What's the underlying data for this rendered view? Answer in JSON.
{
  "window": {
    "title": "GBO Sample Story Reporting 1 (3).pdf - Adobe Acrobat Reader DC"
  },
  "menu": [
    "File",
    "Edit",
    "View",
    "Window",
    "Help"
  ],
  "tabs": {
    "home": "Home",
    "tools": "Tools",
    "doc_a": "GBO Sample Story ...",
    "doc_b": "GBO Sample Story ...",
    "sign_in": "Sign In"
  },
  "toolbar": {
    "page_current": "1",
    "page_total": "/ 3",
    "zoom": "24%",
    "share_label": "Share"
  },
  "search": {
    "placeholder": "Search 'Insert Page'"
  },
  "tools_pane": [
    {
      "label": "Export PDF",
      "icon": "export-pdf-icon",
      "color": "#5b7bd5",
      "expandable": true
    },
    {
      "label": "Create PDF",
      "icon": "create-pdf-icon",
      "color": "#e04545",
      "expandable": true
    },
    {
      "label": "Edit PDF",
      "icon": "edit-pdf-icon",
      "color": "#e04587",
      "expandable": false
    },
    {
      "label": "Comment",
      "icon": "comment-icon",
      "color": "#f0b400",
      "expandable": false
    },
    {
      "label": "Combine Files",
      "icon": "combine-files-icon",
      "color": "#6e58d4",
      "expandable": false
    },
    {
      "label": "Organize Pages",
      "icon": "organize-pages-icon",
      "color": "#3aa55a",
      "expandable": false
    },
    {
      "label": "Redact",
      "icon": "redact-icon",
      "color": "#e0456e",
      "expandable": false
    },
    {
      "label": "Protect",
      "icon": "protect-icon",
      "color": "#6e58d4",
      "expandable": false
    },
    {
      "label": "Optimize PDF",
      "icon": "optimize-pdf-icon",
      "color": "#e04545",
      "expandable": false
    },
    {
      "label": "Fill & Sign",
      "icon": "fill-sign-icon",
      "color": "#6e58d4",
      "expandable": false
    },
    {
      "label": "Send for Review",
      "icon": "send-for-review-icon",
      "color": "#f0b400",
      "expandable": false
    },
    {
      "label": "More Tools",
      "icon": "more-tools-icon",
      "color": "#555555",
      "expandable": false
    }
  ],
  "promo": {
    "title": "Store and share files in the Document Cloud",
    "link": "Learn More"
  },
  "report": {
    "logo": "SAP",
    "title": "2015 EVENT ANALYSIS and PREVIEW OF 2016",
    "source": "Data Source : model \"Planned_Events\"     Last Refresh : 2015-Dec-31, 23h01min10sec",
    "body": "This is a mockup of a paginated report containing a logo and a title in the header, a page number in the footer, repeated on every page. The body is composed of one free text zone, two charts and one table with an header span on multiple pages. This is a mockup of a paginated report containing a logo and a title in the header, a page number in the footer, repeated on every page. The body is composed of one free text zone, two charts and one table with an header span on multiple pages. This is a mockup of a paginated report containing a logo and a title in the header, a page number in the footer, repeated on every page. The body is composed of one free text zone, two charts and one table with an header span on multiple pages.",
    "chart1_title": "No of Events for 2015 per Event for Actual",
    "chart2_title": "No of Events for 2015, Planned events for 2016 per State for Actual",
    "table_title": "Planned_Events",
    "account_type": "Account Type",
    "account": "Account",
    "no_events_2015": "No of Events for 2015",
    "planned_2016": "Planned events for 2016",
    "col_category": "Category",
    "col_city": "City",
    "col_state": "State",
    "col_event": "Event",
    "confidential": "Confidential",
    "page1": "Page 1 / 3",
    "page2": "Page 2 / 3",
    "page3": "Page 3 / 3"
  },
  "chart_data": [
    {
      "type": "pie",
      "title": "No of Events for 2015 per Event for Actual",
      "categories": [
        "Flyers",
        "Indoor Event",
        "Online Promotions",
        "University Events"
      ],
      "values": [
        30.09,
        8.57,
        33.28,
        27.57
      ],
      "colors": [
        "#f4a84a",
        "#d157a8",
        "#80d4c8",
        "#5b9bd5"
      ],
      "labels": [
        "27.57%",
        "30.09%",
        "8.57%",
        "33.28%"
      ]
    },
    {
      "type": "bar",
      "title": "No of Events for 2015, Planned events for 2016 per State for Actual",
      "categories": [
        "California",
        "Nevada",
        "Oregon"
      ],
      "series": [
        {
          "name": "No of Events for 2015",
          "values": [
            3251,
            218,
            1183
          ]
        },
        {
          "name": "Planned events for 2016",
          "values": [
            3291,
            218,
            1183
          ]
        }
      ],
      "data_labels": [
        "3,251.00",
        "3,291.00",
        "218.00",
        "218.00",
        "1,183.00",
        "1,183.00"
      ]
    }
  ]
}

▶ **Exercise goal**:
The records above should all be quoted exactly, please.

▶ **Response to this task**:
What's the underlying data for this rendered view? Answer in JSON.
{
  "window": {
    "title": "GBO Sample Story Reporting 1 (3).pdf - Adobe Acrobat Reader DC"
  },
  "menu": [
    "File",
    "Edit",
    "View",
    "Window",
    "Help"
  ],
  "tabs": {
    "home": "Home",
    "tools": "Tools",
    "doc_a": "GBO Sample Story ...",
    "doc_b": "GBO Sample Story ...",
    "sign_in": "Sign In"
  },
  "toolbar": {
    "page_current": "1",
    "page_total": "/ 3",
    "zoom": "24%",
    "share_label": "Share"
  },
  "search": {
    "placeholder": "Search 'Insert Page'"
  },
  "tools_pane": [
    {
      "label": "Export PDF",
      "icon": "export-pdf-icon",
      "color": "#5b7bd5",
      "expandable": true
    },
    {
      "label": "Create PDF",
      "icon": "create-pdf-icon",
      "color": "#e04545",
      "expandable": true
    },
    {
      "label": "Edit PDF",
      "icon": "edit-pdf-icon",
      "color": "#e04587",
      "expandable": false
    },
    {
      "label": "Comment",
      "icon": "comment-icon",
      "color": "#f0b400",
      "expandable": false
    },
    {
      "label": "Combine Files",
      "icon": "combine-files-icon",
      "color": "#6e58d4",
      "expandable": false
    },
    {
      "label": "Organize Pages",
      "icon": "organize-pages-icon",
      "color": "#3aa55a",
      "expandable": false
    },
    {
      "label": "Redact",
      "icon": "redact-icon",
      "color": "#e0456e",
      "expandable": false
    },
    {
      "label": "Protect",
      "icon": "protect-icon",
      "color": "#6e58d4",
      "expandable": false
    },
    {
      "label": "Optimize PDF",
      "icon": "optimize-pdf-icon",
      "color": "#e04545",
      "expandable": false
    },
    {
      "label": "Fill & Sign",
      "icon": "fill-sign-icon",
      "color": "#6e58d4",
      "expandable": false
    },
    {
      "label": "Send for Review",
      "icon": "send-for-review-icon",
      "color": "#f0b400",
      "expandable": false
    },
    {
      "label": "More Tools",
      "icon": "more-tools-icon",
      "color": "#555555",
      "expandable": false
    }
  ],
  "promo": {
    "title": "Store and share files in the Document Cloud",
    "link": "Learn More"
  },
  "report": {
    "logo": "SAP",
    "title": "2015 EVENT ANALYSIS and PREVIEW OF 2016",
    "source": "Data Source : model \"Planned_Events\"     Last Refresh : 2015-Dec-31, 23h01min10sec",
    "body": "This is a mockup of a paginated report containing a logo and a title in the header, a page number in the footer, repeated on every page. The body is composed of one free text zone, two charts and one table with an header span on multiple pages. This is a mockup of a paginated report containing a logo and a title in the header, a page number in the footer, repeated on every page. The body is composed of one free text zone, two charts and one table with an header span on multiple pages. This is a mockup of a paginated report containing a logo and a title in the header, a page number in the footer, repeated on every page. The body is composed of one free text zone, two charts and one table with an header span on multiple pages.",
    "chart1_title": "No of Events for 2015 per Event for Actual",
    "chart2_title": "No of Events for 2015, Planned events for 2016 per State for Actual",
    "table_title": "Planned_Events",
    "account_type": "Account Type",
    "account": "Account",
    "no_events_2015": "No of Events for 2015",
    "planned_2016": "Planned events for 2016",
    "col_category": "Category",
    "col_city": "City",
    "col_state": "State",
    "col_event": "Event",
    "confidential": "Confidential",
    "page1": "Page 1 / 3",
    "page2": "Page 2 / 3",
    "page3": "Page 3 / 3"
  },
  "chart_data": [
    {
      "type": "pie",
      "title": "No of Events for 2015 per Event for Actual",
      "categories": [
        "Flyers",
        "Indoor Event",
        "Online Promotions",
        "University Events"
      ],
      "values": [
        30.09,
        8.57,
        33.28,
        27.57
      ],
      "colors": [
        "#f4a84a",
        "#d157a8",
        "#80d4c8",
        "#5b9bd5"
      ],
      "labels": [
        "27.57%",
        "30.09%",
        "8.57%",
        "33.28%"
      ]
    },
    {
      "type": "bar",
      "title": "No of Events for 2015, Planned events for 2016 per State for Actual",
      "categories": [
        "California",
        "Nevada",
        "Oregon"
      ],
      "series": [
        {
          "name": "No of Events for 2015",
          "values": [
            3251,
            218,
            1183
          ]
        },
        {
          "name": "Planned events for 2016",
          "values": [
            3291,
            218,
            1183
          ]
        }
      ],
      "data_labels": [
        "3,251.00",
        "3,291.00",
        "218.00",
        "218.00",
        "1,183.00",
        "1,183.00"
      ]
    }
  ]
}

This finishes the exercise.